Begin DATA TO PROCESS
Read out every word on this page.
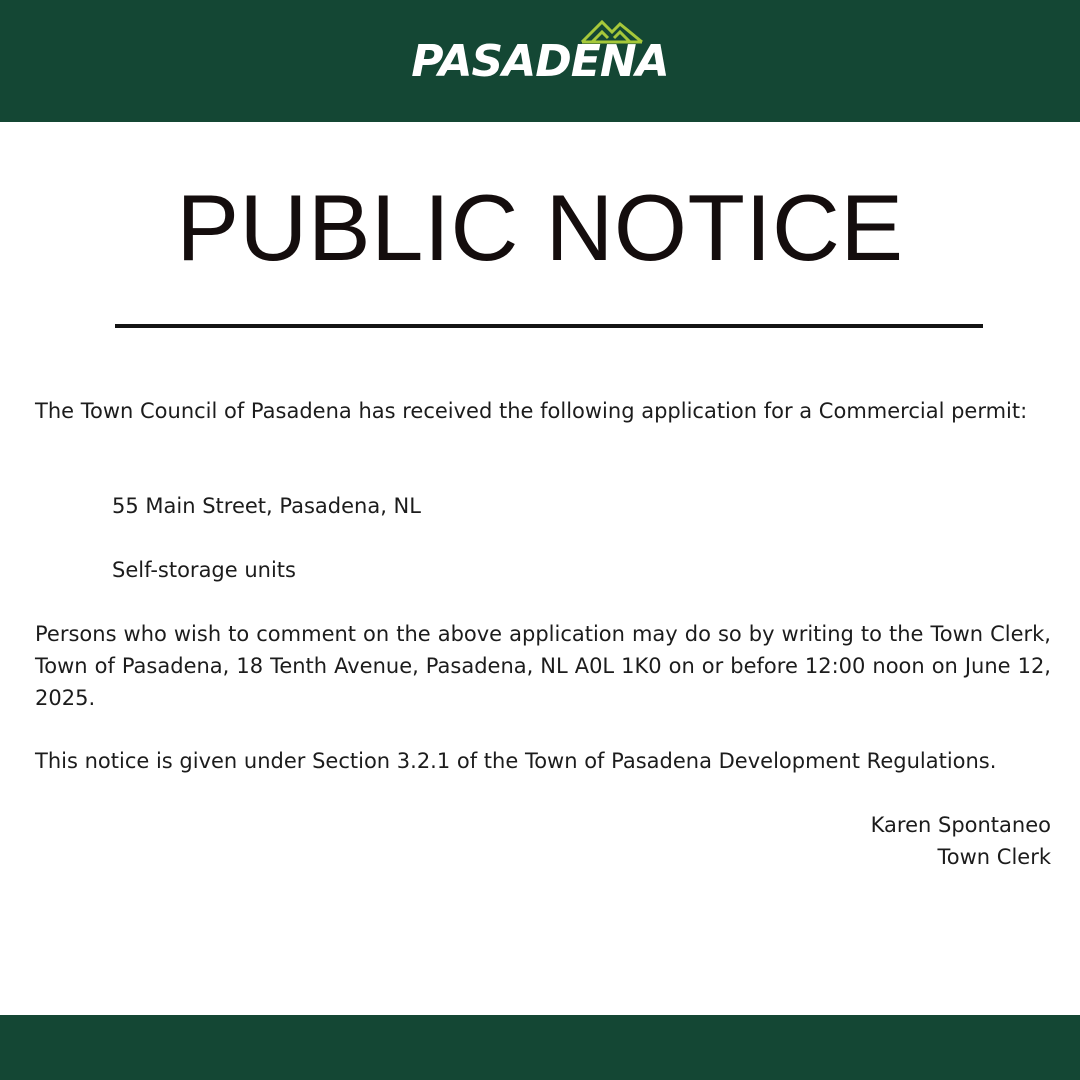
PASADENA
PUBLIC NOTICE

The Town Council of Pasadena has received the following application for a Commercial permit:

55 Main Street, Pasadena, NL

Self-storage units

Persons who wish to comment on the above application may do so by writing to the Town Clerk, Town of Pasadena, 18 Tenth Avenue, Pasadena, NL A0L 1K0 on or before 12:00 noon on June 12, 2025.

This notice is given under Section 3.2.1 of the Town of Pasadena Development Regulations.

Karen Spontaneo
Town Clerk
End DATA TO PROCESS
DESCRIPTION OF THE TASK
Exclude all images and restate the records above word for word.

ANSWER TO THE PROBLEM
Read out every word on this page.
PASADENA
PUBLIC NOTICE

The Town Council of Pasadena has received the following application for a Commercial permit:

55 Main Street, Pasadena, NL

Self-storage units

Persons who wish to comment on the above application may do so by writing to the Town Clerk, Town of Pasadena, 18 Tenth Avenue, Pasadena, NL A0L 1K0 on or before 12:00 noon on June 12, 2025.

This notice is given under Section 3.2.1 of the Town of Pasadena Development Regulations.

Karen Spontaneo
Town Clerk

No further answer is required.